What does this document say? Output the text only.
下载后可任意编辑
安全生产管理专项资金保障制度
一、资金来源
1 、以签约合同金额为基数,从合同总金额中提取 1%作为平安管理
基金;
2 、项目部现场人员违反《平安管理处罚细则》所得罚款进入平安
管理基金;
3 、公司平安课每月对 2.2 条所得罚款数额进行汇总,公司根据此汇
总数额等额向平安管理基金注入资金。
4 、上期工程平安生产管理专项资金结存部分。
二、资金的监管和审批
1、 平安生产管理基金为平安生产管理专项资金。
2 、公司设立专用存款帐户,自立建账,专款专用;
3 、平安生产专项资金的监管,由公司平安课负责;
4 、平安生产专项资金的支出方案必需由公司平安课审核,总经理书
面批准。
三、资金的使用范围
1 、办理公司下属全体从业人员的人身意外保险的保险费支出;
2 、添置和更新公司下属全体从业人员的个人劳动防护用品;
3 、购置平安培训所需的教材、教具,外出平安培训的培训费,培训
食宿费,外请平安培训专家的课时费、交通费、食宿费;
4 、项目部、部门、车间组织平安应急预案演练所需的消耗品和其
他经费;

※ ※ ※

Instructions to follow: Extract the listing in its entirety, matching it exactly.

Problem solution:
What does this document say? Output the text only.
下载后可任意编辑
安全生产管理专项资金保障制度
一、资金来源
1 、以签约合同金额为基数,从合同总金额中提取 1%作为平安管理
基金;
2 、项目部现场人员违反《平安管理处罚细则》所得罚款进入平安
管理基金;
3 、公司平安课每月对 2.2 条所得罚款数额进行汇总,公司根据此汇
总数额等额向平安管理基金注入资金。
4 、上期工程平安生产管理专项资金结存部分。
二、资金的监管和审批
1、 平安生产管理基金为平安生产管理专项资金。
2 、公司设立专用存款帐户,自立建账,专款专用;
3 、平安生产专项资金的监管,由公司平安课负责;
4 、平安生产专项资金的支出方案必需由公司平安课审核,总经理书
面批准。
三、资金的使用范围
1 、办理公司下属全体从业人员的人身意外保险的保险费支出;
2 、添置和更新公司下属全体从业人员的个人劳动防护用品;
3 、购置平安培训所需的教材、教具,外出平安培训的培训费,培训
食宿费,外请平安培训专家的课时费、交通费、食宿费;
4 、项目部、部门、车间组织平安应急预案演练所需的消耗品和其
他经费;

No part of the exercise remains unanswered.